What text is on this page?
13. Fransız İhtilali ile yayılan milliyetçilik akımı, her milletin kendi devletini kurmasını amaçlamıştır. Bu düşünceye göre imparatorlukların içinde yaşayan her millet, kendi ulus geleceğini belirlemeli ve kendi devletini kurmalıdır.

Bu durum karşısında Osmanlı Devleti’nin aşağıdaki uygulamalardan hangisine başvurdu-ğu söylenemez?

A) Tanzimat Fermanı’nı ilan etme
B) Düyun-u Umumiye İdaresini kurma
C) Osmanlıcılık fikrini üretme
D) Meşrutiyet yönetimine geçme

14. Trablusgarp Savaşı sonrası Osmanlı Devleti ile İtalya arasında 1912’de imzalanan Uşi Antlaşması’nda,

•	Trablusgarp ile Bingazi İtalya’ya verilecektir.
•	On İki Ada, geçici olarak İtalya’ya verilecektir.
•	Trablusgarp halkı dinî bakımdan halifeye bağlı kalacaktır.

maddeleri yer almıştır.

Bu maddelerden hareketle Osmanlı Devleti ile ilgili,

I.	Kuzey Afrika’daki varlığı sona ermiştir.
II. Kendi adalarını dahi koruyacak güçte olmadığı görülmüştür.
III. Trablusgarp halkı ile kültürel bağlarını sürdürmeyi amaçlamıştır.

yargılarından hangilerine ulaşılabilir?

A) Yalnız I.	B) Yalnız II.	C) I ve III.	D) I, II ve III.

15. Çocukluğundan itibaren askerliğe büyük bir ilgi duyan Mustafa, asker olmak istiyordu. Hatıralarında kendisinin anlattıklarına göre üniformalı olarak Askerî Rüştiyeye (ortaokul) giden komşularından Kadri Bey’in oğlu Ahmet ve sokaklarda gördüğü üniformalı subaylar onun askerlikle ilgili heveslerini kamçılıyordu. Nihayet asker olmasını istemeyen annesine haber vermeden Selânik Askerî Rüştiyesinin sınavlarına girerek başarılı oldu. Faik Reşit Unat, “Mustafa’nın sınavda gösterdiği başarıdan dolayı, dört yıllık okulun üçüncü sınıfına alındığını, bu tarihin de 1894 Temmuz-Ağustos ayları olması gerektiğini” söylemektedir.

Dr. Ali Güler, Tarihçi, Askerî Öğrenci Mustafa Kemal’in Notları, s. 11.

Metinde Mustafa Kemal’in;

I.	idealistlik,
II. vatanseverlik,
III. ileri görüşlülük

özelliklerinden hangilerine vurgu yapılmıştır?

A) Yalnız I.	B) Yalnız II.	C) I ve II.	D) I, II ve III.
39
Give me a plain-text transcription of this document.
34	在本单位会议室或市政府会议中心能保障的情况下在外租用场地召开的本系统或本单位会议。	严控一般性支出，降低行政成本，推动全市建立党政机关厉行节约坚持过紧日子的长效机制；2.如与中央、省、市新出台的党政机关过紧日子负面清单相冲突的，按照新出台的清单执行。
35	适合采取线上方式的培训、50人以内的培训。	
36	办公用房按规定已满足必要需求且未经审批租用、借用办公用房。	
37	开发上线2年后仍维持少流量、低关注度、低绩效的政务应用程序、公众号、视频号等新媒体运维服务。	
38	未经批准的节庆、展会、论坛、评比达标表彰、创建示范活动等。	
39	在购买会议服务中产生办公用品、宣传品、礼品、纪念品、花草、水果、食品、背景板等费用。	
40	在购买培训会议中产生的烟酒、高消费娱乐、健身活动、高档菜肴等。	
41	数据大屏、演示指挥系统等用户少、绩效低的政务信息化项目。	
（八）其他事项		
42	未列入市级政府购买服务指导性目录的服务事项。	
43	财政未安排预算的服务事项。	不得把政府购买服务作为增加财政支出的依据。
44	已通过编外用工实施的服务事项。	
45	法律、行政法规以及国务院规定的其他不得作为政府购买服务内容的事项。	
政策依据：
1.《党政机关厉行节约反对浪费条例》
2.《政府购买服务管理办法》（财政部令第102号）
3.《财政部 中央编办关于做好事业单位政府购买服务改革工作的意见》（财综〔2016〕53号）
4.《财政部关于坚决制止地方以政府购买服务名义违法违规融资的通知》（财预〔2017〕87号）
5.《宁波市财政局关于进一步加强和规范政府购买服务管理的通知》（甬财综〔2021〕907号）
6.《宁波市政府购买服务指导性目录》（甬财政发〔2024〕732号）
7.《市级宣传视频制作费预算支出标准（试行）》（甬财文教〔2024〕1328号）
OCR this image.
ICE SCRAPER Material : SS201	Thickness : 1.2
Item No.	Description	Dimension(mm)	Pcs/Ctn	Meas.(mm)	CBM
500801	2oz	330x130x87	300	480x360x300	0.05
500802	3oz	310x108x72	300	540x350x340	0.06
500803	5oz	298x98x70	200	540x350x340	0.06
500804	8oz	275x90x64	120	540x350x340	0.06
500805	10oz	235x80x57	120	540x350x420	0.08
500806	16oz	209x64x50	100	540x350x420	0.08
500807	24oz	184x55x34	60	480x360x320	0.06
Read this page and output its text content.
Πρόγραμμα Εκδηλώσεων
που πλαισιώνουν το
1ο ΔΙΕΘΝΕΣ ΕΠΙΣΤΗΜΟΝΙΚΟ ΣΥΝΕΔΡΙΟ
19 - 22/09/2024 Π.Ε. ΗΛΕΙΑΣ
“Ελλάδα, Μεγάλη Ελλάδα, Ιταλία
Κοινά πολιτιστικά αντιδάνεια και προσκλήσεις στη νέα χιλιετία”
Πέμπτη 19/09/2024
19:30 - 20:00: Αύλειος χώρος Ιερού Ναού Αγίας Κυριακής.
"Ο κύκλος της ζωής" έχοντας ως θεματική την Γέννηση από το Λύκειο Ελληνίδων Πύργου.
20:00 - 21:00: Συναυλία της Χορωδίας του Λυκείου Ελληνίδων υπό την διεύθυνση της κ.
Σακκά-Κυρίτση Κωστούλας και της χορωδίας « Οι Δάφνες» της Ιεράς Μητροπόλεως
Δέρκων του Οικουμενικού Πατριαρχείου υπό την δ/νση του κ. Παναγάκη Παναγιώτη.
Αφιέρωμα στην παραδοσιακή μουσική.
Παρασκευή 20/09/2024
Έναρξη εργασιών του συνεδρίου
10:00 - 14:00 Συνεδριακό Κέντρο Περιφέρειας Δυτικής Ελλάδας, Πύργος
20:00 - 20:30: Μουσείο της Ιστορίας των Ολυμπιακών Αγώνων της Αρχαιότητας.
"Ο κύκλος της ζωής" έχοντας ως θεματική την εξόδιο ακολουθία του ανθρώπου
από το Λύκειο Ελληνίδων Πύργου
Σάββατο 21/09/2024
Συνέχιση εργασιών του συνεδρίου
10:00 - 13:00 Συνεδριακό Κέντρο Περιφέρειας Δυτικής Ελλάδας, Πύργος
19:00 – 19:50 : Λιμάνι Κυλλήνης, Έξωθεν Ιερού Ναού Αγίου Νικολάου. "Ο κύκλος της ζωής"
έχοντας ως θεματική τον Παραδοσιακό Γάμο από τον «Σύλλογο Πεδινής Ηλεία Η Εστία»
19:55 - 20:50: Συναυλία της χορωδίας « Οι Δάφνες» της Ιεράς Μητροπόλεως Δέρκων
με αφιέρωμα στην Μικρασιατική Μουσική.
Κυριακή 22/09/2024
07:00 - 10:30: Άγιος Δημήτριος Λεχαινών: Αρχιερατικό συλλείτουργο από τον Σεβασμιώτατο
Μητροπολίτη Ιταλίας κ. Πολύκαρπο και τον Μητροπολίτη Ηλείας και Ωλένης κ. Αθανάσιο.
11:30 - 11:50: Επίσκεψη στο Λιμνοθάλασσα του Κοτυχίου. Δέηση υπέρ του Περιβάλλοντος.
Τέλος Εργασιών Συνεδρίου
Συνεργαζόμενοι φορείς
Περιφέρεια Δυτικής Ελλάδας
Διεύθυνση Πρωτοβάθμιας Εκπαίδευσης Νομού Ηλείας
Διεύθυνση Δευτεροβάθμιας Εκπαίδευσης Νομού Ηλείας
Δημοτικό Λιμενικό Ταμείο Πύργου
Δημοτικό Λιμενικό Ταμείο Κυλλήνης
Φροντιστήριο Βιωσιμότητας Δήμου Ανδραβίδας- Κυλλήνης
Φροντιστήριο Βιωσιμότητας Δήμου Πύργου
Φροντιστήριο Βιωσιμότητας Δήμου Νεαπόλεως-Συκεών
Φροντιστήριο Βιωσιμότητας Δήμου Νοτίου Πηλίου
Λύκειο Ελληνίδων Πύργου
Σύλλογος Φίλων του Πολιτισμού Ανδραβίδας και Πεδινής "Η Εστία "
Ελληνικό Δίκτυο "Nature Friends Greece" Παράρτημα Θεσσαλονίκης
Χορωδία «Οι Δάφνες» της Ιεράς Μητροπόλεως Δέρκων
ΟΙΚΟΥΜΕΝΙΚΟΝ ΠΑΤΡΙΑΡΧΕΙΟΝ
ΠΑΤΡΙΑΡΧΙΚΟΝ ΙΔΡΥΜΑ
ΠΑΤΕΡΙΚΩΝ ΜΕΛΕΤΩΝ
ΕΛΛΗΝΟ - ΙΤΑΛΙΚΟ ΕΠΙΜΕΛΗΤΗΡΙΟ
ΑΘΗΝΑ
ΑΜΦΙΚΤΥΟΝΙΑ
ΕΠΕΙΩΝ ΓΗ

**PROBLEM TO SOLVE**:
In the records above, find each line holding "Ιερού" and copy it.

**WORKED SOLUTION**:
19:30 - 20:00: Αύλειος χώρος Ιερού Ναού Αγίας Κυριακής.
19:00 – 19:50 : Λιμάνι Κυλλήνης, Έξωθεν Ιερού Ναού Αγίου Νικολάου. "Ο κύκλος της ζωής"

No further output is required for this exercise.